- [WORK INSTRUCTIONS] Select the lines that hold the word "Used" and copy each one.

- [THE RECORDS]
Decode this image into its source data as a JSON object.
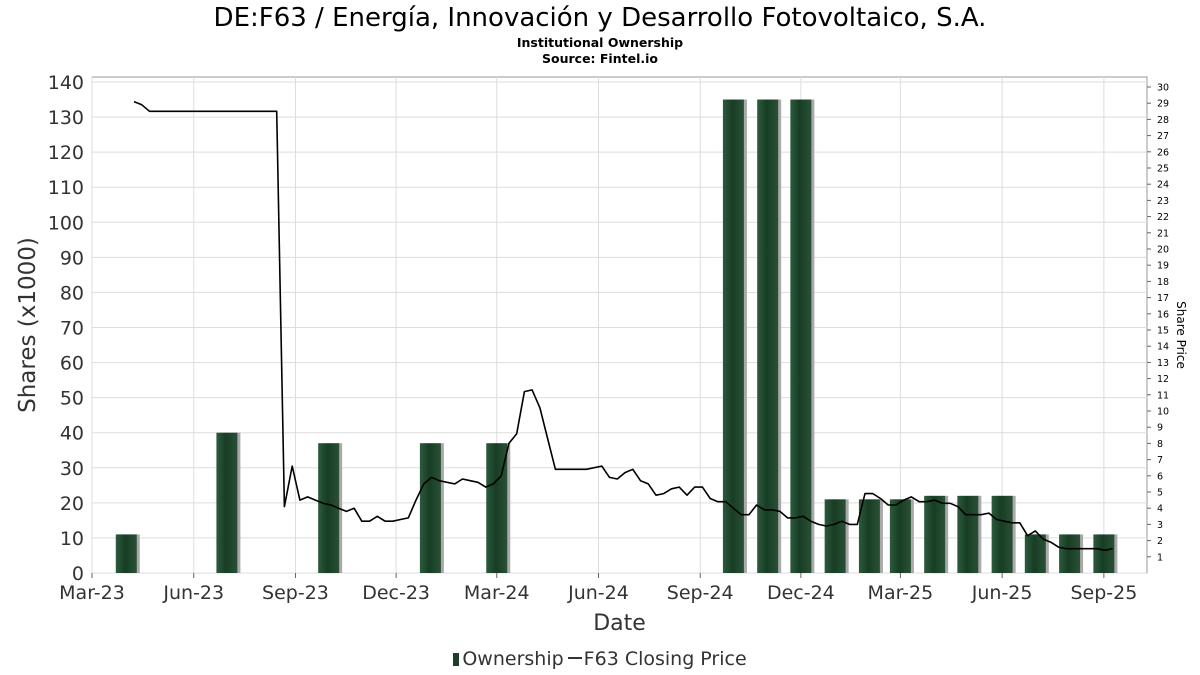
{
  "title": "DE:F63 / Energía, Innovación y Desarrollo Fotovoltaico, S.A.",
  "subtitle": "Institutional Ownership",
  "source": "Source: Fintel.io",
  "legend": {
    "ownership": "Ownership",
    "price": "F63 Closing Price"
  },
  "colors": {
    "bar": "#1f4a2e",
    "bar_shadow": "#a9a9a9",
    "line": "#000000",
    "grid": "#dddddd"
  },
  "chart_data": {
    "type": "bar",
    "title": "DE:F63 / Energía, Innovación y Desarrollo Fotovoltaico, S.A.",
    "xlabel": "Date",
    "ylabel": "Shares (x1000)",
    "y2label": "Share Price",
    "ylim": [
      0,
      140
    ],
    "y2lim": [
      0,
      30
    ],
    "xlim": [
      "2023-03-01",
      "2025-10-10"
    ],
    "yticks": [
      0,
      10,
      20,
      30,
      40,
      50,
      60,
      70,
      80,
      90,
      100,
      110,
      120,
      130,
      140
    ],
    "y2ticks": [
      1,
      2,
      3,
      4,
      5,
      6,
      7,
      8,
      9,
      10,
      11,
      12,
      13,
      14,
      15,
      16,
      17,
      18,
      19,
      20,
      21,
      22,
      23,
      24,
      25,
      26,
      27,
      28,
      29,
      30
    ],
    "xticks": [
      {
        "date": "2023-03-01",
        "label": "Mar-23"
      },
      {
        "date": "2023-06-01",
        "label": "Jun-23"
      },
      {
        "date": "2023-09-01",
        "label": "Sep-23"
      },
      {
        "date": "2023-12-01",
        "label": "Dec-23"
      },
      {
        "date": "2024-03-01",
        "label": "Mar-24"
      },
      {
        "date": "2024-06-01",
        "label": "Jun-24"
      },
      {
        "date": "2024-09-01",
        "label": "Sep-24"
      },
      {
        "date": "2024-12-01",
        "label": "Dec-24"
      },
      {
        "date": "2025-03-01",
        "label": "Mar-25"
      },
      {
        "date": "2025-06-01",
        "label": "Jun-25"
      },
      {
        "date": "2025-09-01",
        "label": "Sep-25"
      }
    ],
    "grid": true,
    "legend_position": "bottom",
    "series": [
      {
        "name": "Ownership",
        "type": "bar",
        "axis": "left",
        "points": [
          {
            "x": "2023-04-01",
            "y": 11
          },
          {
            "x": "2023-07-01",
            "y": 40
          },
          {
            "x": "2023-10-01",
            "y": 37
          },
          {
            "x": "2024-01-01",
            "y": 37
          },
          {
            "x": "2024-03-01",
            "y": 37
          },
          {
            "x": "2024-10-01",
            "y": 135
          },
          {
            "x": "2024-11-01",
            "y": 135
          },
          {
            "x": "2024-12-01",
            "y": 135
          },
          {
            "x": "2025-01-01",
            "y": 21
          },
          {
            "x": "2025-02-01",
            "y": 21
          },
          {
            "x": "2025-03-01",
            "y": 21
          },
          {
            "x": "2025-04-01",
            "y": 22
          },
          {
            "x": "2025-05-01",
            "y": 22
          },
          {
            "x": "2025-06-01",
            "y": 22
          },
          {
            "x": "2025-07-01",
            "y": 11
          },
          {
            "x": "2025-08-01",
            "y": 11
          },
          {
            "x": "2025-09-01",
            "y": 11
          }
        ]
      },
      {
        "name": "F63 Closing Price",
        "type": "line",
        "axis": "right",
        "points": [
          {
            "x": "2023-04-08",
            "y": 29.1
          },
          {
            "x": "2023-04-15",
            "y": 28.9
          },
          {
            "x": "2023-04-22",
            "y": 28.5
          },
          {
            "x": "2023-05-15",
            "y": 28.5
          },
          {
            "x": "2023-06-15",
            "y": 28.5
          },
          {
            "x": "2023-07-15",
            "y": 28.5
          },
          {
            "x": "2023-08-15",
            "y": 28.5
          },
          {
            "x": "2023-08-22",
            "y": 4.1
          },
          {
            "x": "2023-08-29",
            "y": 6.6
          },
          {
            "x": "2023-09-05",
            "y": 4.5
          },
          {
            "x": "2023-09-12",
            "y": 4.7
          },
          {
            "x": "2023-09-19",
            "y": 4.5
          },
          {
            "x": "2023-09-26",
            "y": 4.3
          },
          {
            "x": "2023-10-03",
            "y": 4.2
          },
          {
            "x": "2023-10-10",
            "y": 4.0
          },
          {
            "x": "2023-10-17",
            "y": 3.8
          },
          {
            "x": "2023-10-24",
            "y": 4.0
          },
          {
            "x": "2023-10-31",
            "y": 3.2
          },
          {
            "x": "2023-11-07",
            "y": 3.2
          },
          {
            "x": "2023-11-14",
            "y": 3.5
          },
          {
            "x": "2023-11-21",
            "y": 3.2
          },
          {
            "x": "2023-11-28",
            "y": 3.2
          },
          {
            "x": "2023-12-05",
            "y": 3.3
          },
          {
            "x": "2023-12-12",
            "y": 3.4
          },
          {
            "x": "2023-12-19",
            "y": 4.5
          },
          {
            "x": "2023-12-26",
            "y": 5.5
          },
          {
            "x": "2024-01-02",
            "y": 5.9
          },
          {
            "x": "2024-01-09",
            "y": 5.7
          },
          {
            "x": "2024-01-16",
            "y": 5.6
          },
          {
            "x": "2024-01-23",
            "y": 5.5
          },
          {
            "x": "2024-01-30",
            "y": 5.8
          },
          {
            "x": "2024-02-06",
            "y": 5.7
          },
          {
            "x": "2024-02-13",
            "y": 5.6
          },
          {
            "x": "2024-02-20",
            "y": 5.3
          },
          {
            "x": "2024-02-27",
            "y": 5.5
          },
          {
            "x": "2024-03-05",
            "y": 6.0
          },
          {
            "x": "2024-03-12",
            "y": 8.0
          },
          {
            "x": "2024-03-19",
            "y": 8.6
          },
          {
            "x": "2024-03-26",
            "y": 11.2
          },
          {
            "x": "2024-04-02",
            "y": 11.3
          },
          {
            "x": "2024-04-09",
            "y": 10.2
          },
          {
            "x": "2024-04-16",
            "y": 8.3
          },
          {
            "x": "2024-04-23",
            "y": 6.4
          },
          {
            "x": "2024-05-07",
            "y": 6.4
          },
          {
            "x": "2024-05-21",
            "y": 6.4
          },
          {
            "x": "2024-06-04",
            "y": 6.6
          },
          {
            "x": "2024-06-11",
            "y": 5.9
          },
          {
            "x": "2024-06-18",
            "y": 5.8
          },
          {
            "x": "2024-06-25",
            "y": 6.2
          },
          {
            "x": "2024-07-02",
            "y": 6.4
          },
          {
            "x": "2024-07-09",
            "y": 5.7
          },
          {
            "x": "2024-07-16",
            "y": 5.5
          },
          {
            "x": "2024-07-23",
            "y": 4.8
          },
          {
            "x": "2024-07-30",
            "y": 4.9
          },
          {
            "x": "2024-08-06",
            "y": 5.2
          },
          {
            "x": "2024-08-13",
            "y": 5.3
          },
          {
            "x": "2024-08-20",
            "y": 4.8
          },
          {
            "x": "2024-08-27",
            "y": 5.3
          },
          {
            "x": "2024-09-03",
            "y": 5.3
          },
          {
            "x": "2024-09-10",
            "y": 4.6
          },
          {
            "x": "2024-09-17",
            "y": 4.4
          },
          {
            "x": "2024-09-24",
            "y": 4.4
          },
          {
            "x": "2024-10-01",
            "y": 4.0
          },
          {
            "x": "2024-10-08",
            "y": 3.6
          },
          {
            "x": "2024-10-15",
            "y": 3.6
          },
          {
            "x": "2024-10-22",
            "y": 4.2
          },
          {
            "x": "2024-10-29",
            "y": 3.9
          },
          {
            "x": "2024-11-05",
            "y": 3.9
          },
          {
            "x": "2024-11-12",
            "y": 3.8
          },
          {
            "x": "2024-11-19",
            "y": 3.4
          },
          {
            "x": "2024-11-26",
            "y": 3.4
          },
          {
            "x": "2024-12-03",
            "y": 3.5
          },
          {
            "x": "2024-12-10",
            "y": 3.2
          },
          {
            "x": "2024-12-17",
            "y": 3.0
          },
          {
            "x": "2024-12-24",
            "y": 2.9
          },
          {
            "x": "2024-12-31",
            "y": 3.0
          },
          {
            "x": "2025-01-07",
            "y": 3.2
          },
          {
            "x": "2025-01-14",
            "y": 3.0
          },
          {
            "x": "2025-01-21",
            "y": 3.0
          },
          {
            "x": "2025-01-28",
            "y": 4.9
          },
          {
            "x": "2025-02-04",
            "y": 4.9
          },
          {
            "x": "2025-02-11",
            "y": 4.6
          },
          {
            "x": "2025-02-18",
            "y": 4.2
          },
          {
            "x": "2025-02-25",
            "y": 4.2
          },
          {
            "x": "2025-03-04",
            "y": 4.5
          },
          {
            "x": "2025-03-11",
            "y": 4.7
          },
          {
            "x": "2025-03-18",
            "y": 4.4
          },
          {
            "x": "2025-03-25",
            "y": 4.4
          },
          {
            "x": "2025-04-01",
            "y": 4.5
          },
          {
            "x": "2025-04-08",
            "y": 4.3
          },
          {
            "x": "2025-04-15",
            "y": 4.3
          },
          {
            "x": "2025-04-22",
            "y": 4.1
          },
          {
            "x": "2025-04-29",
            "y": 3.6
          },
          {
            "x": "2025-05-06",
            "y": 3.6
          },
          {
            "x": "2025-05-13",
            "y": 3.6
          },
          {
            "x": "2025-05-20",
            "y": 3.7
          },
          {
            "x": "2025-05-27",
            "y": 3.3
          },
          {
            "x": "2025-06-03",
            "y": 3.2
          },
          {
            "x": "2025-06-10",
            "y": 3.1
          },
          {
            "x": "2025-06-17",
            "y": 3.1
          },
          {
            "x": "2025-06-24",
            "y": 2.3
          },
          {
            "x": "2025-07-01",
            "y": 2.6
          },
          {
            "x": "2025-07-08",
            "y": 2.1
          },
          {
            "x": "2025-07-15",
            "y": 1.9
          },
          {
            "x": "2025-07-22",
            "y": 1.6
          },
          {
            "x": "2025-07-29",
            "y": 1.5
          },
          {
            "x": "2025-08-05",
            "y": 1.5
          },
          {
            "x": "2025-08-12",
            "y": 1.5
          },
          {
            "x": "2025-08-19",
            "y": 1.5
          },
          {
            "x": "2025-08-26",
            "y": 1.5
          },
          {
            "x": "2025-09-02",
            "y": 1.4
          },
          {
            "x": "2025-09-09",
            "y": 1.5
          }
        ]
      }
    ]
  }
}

---

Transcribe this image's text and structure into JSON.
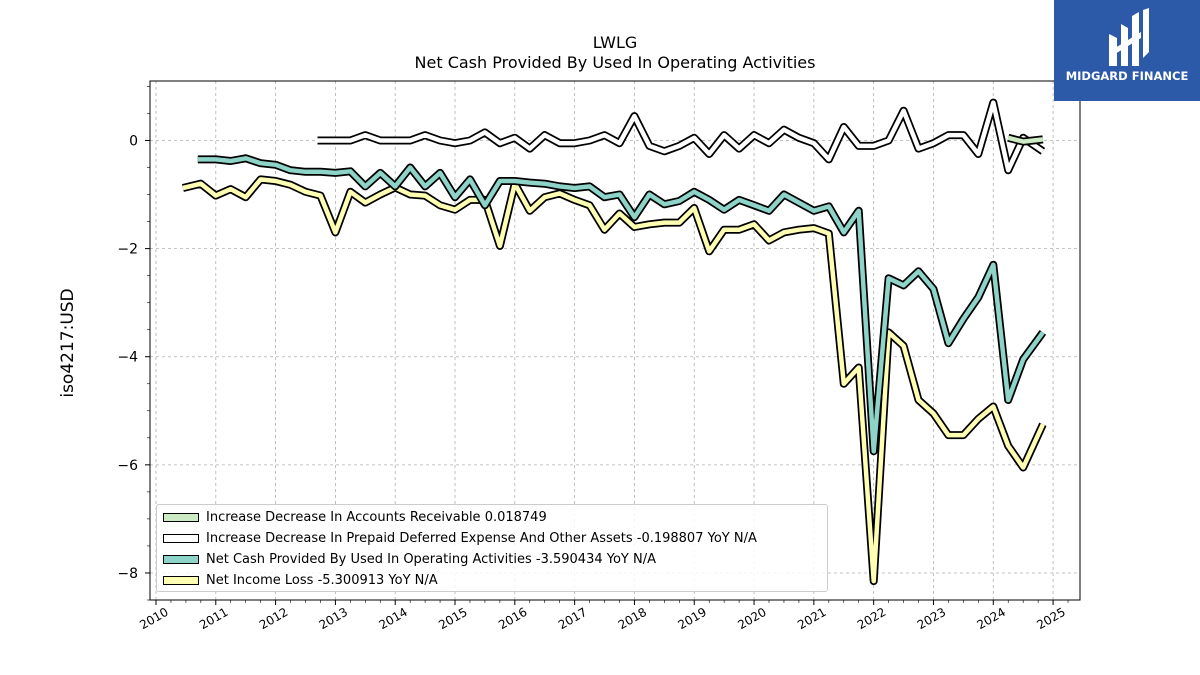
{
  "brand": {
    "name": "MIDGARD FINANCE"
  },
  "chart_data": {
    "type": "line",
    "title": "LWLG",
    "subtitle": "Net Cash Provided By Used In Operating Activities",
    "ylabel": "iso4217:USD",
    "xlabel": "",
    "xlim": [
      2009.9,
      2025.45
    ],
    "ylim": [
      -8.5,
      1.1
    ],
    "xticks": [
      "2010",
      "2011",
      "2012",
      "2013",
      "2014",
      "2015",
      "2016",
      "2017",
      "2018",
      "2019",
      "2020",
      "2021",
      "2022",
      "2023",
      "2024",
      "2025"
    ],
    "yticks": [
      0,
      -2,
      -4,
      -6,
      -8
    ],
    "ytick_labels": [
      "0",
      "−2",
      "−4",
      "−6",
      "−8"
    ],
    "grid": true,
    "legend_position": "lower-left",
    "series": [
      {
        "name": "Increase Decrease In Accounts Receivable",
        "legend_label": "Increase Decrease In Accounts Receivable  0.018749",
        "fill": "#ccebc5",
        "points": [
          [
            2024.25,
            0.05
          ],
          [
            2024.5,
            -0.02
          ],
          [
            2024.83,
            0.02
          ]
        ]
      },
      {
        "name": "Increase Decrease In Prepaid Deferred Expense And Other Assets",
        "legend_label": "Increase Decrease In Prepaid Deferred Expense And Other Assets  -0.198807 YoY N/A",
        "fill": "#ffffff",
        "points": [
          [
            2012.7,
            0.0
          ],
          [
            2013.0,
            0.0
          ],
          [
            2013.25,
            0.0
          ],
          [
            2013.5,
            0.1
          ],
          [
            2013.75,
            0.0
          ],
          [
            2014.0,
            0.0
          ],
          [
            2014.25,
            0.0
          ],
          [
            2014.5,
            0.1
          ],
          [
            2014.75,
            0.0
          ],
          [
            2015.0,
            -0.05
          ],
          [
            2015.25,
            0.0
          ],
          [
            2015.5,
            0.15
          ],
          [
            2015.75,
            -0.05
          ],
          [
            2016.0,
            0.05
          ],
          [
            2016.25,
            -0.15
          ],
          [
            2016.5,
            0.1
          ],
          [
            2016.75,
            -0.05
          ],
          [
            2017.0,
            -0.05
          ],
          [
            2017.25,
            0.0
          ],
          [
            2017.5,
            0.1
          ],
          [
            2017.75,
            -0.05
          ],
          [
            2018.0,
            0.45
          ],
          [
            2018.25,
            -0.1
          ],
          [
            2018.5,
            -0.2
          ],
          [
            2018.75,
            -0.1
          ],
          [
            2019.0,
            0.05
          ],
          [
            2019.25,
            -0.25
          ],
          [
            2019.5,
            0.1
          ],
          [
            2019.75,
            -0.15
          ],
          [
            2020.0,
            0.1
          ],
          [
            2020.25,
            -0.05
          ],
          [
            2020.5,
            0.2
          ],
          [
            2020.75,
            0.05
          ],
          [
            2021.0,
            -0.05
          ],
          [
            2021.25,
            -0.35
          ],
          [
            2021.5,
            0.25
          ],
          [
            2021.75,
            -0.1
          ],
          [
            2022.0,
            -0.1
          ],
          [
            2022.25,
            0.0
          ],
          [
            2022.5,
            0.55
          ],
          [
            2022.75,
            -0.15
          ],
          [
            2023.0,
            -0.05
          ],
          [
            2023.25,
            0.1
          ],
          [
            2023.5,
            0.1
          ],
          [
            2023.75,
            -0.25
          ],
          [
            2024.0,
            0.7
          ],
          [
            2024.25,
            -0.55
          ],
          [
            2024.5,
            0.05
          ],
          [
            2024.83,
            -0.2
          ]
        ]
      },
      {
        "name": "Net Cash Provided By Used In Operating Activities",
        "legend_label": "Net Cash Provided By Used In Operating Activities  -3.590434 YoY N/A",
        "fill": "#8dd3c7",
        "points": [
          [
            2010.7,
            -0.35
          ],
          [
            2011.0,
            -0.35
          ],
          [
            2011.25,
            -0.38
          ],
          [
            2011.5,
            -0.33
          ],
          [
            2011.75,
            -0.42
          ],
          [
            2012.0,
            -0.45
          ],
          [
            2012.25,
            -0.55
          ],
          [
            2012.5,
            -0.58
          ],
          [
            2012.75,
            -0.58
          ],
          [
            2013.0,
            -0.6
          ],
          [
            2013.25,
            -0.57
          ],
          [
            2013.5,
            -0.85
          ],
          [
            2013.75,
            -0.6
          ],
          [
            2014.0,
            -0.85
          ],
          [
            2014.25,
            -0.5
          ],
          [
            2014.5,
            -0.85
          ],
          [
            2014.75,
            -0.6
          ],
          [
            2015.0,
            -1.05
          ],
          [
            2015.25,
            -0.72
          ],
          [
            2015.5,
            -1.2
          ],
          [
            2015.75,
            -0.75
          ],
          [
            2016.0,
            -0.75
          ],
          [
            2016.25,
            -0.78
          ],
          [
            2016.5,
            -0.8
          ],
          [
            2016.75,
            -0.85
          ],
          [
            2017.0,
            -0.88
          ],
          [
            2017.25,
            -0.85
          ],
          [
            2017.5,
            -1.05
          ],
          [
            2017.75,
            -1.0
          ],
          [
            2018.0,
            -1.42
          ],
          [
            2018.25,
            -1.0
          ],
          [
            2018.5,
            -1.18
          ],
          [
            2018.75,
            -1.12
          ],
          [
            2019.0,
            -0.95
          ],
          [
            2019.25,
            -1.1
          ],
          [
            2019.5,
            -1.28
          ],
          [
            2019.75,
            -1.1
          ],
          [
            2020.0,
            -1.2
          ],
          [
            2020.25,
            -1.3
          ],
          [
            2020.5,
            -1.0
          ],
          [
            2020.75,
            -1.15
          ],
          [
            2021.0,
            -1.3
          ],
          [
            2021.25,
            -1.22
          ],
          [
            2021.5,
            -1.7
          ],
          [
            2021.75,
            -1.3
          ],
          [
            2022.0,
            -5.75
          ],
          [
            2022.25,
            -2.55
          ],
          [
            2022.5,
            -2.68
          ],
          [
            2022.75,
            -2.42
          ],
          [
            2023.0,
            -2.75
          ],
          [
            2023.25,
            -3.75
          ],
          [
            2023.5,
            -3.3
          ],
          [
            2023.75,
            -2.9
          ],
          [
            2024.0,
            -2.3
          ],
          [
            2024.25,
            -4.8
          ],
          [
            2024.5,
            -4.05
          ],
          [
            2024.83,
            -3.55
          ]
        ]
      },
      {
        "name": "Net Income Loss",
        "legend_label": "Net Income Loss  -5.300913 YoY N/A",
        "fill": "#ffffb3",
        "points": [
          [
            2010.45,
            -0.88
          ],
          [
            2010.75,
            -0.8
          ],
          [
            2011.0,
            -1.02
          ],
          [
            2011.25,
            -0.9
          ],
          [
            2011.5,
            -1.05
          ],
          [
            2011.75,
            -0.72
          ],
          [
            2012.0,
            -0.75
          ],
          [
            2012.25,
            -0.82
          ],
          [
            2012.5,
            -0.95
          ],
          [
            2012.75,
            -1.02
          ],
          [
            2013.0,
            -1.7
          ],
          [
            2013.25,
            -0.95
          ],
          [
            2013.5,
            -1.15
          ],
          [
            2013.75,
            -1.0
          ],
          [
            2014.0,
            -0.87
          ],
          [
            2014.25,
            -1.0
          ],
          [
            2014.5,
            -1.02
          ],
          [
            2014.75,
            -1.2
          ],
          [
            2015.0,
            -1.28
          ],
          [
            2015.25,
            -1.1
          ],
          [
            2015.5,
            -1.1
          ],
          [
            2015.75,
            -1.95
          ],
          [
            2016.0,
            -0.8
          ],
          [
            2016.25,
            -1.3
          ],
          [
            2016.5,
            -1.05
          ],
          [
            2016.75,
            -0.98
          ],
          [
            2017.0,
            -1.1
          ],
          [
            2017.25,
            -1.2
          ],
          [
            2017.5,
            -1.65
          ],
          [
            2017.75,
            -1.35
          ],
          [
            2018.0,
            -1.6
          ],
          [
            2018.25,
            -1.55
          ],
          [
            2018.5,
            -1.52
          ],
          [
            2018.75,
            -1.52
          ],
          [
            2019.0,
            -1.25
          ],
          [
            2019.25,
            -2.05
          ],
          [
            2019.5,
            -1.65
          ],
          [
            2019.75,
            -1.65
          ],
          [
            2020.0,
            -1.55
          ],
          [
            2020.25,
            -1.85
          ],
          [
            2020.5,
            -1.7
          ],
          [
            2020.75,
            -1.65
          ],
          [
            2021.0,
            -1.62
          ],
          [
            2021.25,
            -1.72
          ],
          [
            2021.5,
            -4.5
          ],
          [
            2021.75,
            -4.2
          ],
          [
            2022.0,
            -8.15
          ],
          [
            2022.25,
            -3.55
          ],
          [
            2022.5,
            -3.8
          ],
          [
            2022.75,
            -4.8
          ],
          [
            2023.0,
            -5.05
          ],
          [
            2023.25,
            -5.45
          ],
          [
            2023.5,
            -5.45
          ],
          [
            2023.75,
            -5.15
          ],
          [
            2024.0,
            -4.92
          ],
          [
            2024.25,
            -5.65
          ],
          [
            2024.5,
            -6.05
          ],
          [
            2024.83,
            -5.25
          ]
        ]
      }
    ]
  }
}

- [TASK ANSWER]
    "subtitle": "Net Cash Provided By Used In Operating Activities",
        "name": "Net Cash Provided By Used In Operating Activities",
        "legend_label": "Net Cash Provided By Used In Operating Activities  -3.590434 YoY N/A",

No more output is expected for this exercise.